Goal of the exercise
Collect every line that includes the string "Consumer".

>> BEGIN Exercise data

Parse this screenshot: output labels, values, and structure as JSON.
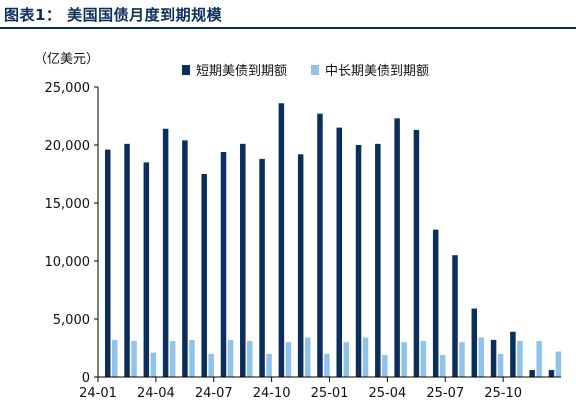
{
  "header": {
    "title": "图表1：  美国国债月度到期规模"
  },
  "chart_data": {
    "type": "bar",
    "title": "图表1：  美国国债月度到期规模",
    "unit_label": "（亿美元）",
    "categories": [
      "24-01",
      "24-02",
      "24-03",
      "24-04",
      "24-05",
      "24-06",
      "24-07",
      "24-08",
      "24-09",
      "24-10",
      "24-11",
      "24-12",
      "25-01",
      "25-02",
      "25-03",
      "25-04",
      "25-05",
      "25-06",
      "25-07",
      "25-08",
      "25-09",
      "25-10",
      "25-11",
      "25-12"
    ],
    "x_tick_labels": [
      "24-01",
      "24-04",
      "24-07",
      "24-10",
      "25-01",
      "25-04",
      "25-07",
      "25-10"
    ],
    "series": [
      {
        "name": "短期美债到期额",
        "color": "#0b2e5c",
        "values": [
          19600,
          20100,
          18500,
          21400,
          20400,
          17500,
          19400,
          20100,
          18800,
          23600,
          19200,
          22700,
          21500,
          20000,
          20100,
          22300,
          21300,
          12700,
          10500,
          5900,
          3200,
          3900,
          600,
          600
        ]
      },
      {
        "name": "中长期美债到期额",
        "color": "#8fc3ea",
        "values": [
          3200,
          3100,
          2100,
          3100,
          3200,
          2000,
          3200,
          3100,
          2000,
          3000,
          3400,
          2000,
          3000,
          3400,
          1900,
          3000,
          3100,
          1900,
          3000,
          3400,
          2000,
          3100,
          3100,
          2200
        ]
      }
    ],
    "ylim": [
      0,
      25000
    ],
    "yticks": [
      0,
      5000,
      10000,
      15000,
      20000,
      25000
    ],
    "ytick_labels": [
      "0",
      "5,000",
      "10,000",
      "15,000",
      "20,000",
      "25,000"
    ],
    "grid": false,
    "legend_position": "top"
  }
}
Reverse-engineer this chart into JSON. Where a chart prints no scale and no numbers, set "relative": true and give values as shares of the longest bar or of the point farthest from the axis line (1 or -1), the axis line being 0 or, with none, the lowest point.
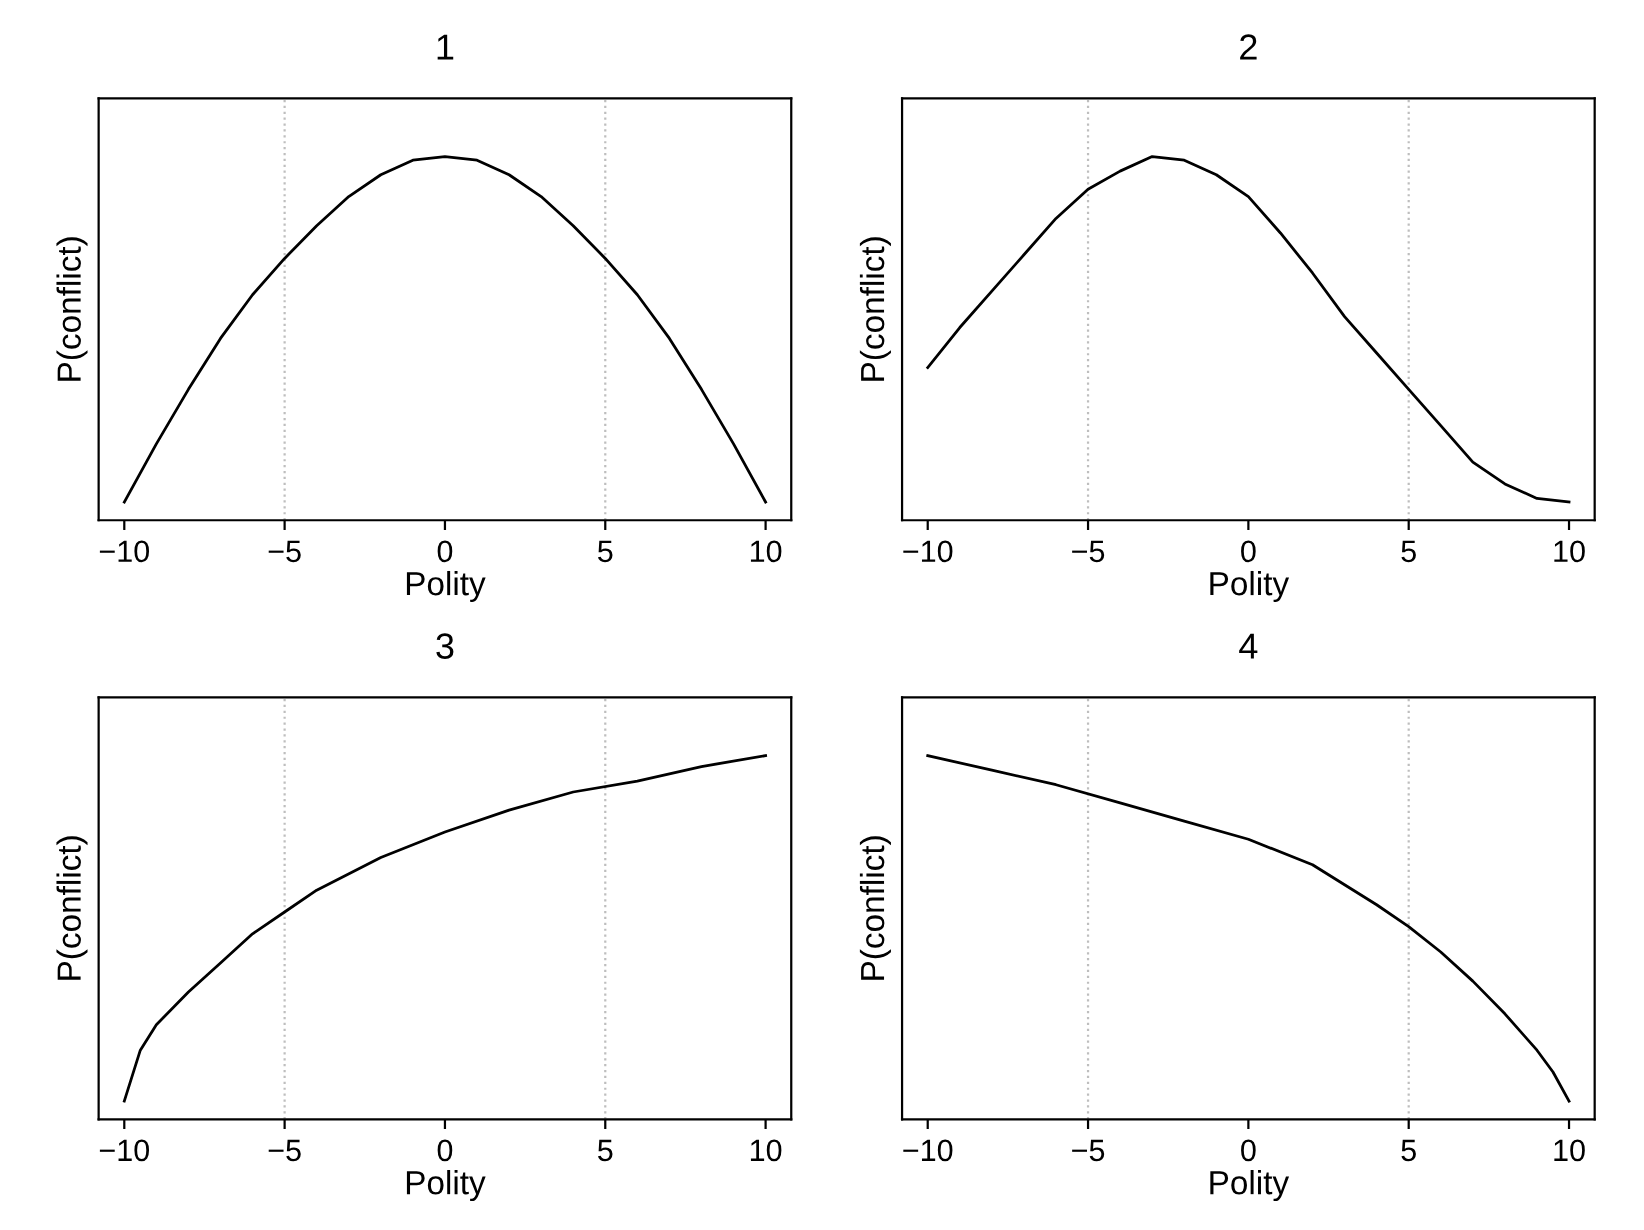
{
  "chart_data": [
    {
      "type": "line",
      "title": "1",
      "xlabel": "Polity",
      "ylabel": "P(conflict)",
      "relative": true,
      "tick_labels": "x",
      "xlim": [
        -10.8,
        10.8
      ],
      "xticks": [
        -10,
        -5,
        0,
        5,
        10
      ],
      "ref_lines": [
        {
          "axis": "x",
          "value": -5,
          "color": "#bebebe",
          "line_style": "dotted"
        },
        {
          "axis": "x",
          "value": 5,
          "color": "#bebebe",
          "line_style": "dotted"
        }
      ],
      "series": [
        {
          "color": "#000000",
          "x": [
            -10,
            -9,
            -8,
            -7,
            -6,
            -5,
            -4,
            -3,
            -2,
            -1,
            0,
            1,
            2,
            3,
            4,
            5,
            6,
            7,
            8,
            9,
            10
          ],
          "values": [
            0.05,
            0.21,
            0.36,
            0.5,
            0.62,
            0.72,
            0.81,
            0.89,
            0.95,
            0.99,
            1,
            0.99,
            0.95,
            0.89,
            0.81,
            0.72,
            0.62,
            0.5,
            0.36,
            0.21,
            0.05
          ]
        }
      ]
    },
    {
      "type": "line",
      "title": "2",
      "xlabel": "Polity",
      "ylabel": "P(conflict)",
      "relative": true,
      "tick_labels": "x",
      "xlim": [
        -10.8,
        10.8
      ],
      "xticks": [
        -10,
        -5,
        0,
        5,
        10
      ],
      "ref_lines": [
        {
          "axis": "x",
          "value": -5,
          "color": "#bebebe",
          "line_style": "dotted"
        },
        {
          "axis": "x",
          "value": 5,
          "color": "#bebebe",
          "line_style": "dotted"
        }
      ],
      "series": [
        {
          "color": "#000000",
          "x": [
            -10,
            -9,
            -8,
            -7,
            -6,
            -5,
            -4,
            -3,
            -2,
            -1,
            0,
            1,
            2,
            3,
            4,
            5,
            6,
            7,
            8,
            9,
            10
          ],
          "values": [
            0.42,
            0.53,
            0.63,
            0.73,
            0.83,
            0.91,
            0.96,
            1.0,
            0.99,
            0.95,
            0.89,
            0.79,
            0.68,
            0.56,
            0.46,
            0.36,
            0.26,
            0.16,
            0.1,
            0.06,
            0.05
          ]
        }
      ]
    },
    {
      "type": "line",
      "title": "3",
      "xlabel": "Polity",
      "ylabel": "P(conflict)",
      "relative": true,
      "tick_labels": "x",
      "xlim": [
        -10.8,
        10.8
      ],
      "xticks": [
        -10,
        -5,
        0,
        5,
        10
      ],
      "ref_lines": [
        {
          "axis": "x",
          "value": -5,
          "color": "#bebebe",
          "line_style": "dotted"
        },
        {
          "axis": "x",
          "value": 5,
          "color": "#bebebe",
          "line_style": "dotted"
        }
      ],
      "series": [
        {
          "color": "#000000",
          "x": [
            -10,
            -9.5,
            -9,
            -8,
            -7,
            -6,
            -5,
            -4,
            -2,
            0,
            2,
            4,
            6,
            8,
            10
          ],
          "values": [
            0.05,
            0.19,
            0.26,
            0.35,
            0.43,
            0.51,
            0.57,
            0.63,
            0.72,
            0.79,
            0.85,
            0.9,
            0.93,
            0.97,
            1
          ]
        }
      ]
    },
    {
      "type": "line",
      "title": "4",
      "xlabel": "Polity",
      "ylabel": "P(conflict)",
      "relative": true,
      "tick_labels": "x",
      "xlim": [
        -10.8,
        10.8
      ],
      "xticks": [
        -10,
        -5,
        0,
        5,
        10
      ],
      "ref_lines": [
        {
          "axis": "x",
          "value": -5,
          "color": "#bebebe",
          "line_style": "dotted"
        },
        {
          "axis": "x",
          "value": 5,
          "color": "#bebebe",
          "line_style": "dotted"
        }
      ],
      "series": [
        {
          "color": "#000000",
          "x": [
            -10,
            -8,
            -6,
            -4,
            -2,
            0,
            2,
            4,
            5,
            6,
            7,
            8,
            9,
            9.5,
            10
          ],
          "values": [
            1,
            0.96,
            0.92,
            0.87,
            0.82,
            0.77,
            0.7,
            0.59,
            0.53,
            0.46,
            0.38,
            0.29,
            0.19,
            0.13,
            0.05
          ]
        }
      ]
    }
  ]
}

>> END Exercise data
>> BEGIN Exercise data

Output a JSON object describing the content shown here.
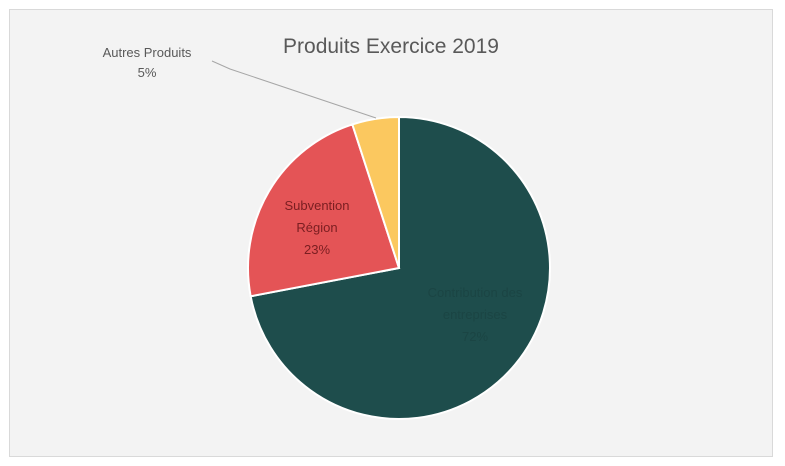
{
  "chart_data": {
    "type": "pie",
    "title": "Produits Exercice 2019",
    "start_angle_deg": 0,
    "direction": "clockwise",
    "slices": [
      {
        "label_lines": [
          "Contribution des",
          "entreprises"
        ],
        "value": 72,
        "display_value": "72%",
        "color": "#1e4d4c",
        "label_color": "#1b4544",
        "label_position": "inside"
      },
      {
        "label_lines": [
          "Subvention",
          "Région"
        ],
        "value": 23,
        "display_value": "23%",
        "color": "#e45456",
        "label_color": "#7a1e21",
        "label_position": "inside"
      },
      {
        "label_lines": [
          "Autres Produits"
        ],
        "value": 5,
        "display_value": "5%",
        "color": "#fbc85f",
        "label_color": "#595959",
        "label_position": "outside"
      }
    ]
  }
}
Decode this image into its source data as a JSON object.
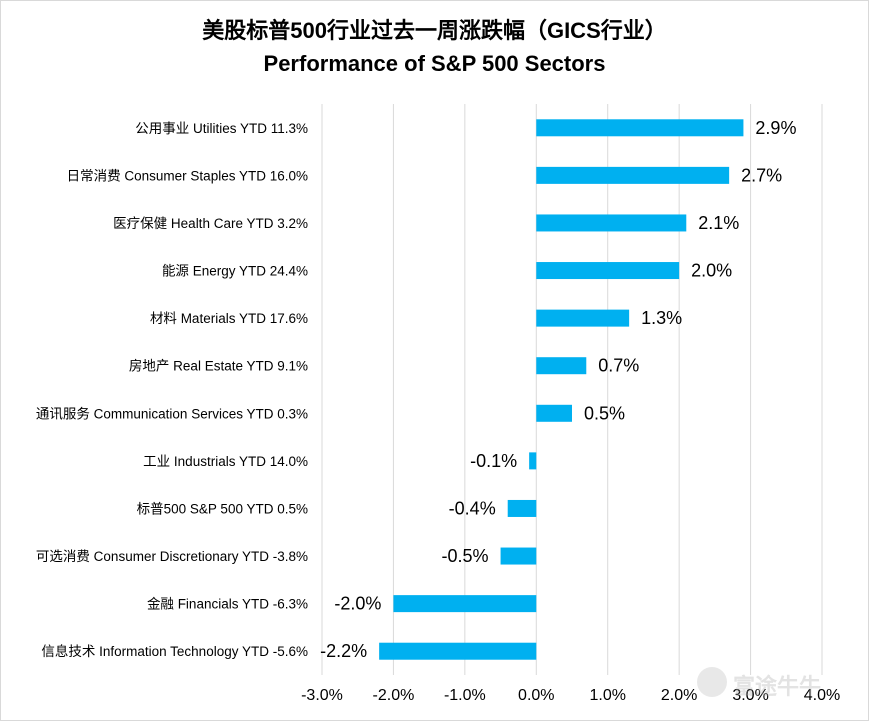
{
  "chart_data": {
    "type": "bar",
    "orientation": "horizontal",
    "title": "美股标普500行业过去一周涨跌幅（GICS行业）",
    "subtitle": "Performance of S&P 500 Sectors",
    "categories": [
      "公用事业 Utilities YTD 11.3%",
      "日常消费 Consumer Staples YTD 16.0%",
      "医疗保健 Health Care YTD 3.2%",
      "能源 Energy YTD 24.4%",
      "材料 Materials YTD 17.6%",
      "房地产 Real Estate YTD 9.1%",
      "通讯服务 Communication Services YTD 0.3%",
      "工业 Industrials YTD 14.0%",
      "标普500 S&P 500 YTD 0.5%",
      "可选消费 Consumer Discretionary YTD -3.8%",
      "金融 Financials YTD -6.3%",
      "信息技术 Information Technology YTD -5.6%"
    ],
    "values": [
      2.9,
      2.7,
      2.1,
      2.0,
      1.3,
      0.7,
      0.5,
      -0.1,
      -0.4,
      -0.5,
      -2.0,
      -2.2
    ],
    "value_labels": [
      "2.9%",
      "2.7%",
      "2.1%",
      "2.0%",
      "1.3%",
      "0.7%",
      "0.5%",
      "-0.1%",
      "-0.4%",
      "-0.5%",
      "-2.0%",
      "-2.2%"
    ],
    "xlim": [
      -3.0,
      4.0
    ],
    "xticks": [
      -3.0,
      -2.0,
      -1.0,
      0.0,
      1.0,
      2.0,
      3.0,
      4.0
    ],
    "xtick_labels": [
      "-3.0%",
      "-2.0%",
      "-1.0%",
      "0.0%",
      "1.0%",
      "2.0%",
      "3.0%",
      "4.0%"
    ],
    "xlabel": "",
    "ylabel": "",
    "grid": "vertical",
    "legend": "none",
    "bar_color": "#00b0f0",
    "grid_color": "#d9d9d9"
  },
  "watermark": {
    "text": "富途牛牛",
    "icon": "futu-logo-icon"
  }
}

>> END Exercise data
>> BEGIN Exercise data

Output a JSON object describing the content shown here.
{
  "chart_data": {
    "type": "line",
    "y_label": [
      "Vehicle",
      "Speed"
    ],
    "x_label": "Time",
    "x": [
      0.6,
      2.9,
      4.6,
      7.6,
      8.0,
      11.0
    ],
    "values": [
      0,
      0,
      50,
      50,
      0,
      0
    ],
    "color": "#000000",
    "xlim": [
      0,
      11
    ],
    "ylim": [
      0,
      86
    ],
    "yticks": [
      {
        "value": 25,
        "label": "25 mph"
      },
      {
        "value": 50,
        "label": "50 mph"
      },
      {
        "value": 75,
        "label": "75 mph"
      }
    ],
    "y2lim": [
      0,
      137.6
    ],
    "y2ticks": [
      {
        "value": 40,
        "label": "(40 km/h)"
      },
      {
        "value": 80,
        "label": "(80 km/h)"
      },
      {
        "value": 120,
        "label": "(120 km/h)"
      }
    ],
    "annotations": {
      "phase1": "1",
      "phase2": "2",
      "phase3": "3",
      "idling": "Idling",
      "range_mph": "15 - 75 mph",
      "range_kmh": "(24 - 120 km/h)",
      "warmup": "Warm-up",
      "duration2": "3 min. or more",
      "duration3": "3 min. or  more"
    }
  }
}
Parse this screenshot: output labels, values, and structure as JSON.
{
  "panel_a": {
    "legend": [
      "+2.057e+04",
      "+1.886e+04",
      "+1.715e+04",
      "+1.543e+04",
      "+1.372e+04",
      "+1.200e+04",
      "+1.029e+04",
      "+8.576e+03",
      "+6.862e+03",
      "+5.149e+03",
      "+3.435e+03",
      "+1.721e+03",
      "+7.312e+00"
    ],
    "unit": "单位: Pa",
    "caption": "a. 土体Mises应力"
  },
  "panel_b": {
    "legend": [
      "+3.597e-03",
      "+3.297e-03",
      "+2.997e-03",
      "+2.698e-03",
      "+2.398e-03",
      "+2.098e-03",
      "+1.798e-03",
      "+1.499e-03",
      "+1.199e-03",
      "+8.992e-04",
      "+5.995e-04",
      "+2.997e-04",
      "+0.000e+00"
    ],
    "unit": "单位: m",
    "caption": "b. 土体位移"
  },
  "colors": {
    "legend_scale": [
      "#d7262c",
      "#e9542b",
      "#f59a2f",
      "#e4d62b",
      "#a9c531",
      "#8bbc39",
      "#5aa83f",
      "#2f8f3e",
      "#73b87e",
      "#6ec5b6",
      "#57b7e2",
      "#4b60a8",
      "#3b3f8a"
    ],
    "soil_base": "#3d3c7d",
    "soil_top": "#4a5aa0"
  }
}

>> END Exercise data

Output of the exercise
      "日常消费 Consumer Staples YTD 16.0%",
      "可选消费 Consumer Discretionary YTD -3.8%",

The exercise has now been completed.